TASK TO COMPLETE:
Reproduce the lines of the material exactly, excluding every image.

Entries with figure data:
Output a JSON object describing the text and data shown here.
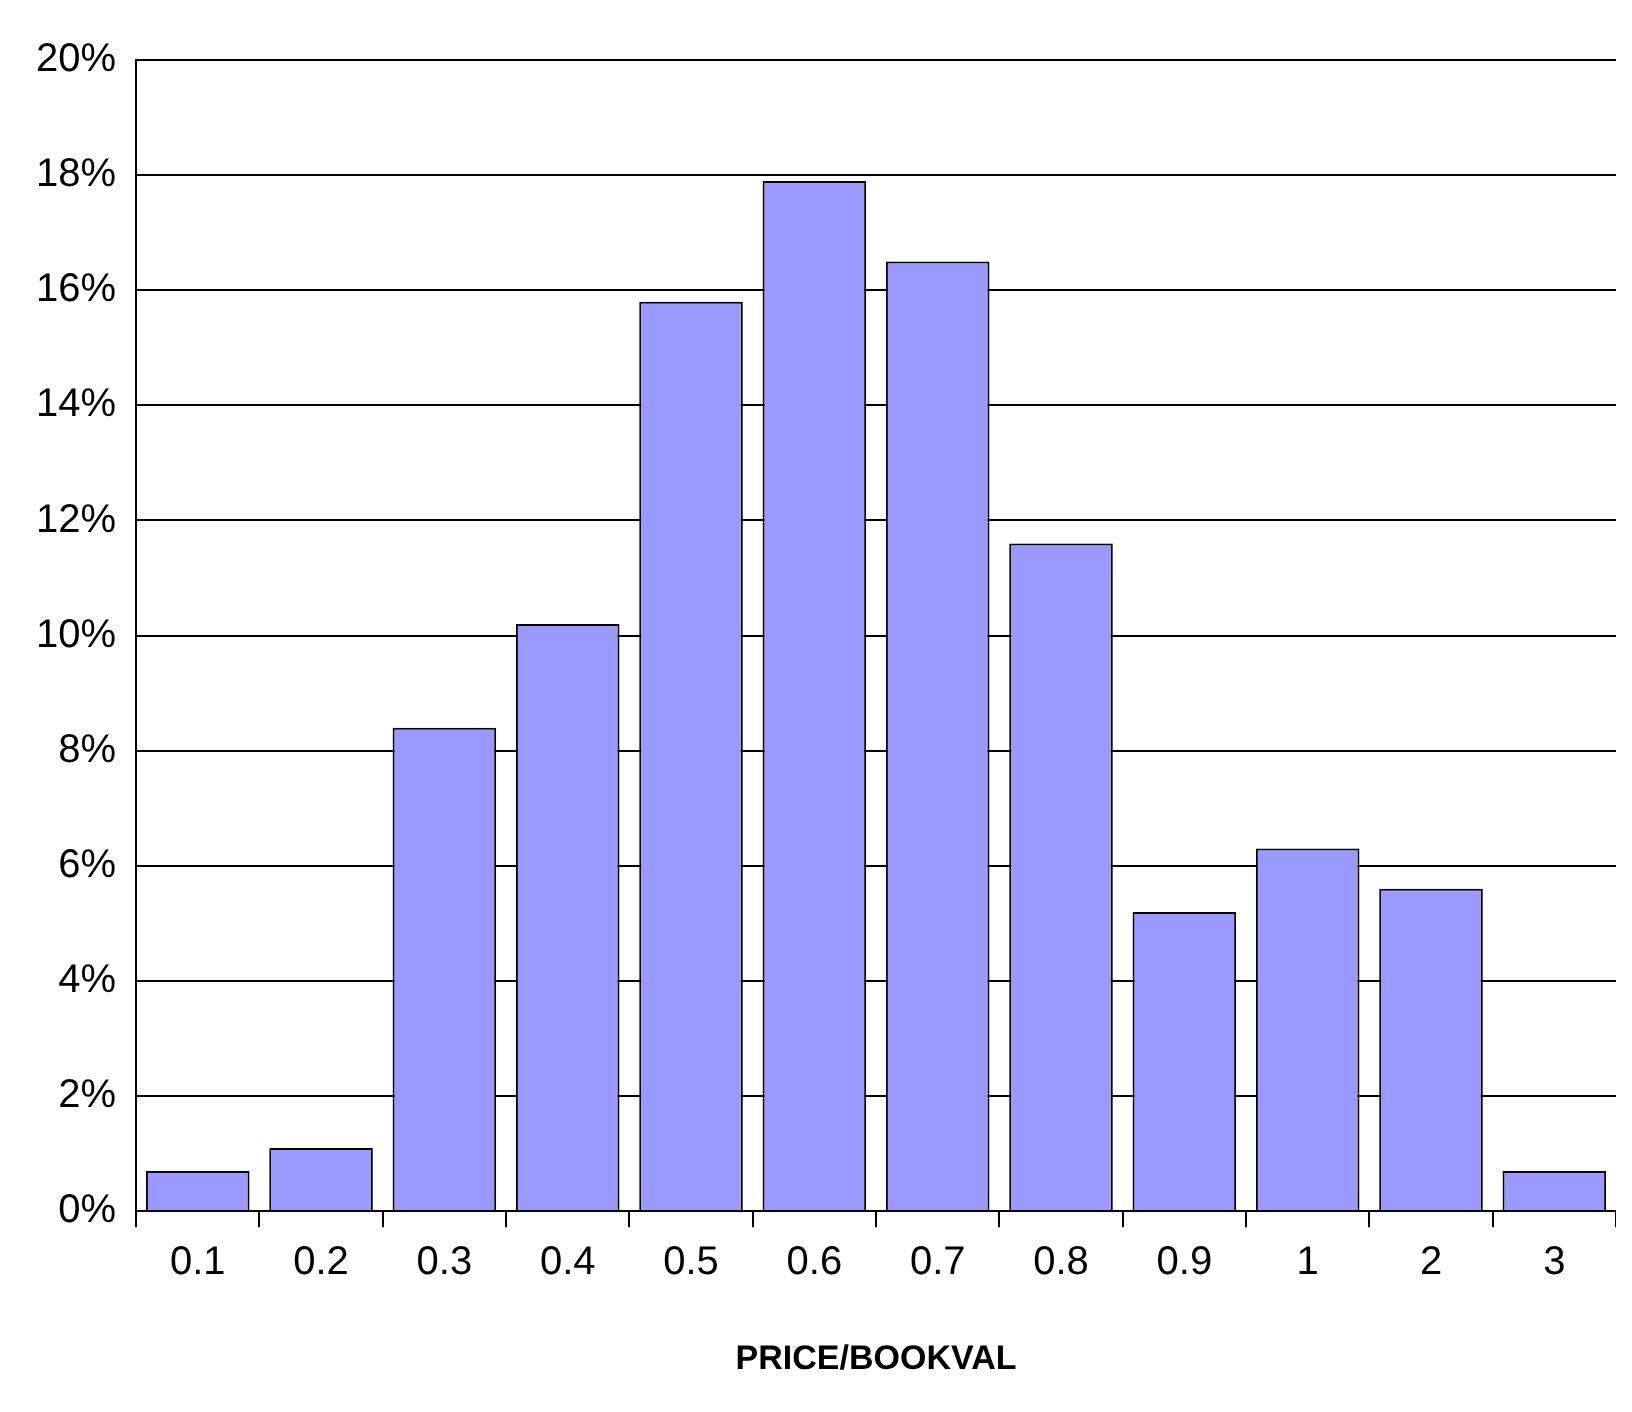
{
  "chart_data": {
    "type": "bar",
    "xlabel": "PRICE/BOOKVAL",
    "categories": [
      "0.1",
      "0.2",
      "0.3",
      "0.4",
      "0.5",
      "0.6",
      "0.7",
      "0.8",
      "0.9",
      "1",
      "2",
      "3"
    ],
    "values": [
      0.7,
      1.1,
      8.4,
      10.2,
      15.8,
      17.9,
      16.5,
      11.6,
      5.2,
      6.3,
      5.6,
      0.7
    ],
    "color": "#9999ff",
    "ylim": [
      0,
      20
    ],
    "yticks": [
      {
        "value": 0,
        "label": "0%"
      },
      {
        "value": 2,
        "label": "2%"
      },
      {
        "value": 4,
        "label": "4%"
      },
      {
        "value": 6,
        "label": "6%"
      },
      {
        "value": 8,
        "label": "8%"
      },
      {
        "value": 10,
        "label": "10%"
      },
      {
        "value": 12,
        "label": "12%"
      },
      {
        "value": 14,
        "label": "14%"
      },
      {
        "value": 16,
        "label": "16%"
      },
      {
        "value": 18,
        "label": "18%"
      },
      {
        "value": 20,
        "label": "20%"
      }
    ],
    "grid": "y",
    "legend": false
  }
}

FINAL ANSWER:
Output a JSON object describing the text and data shown here.
{
  "chart_data": {
    "type": "bar",
    "xlabel": "PRICE/BOOKVAL",
    "categories": [
      "0.1",
      "0.2",
      "0.3",
      "0.4",
      "0.5",
      "0.6",
      "0.7",
      "0.8",
      "0.9",
      "1",
      "2",
      "3"
    ],
    "values": [
      0.7,
      1.1,
      8.4,
      10.2,
      15.8,
      17.9,
      16.5,
      11.6,
      5.2,
      6.3,
      5.6,
      0.7
    ],
    "color": "#9999ff",
    "ylim": [
      0,
      20
    ],
    "yticks": [
      {
        "value": 0,
        "label": "0%"
      },
      {
        "value": 2,
        "label": "2%"
      },
      {
        "value": 4,
        "label": "4%"
      },
      {
        "value": 6,
        "label": "6%"
      },
      {
        "value": 8,
        "label": "8%"
      },
      {
        "value": 10,
        "label": "10%"
      },
      {
        "value": 12,
        "label": "12%"
      },
      {
        "value": 14,
        "label": "14%"
      },
      {
        "value": 16,
        "label": "16%"
      },
      {
        "value": 18,
        "label": "18%"
      },
      {
        "value": 20,
        "label": "20%"
      }
    ],
    "grid": "y",
    "legend": false
  }
}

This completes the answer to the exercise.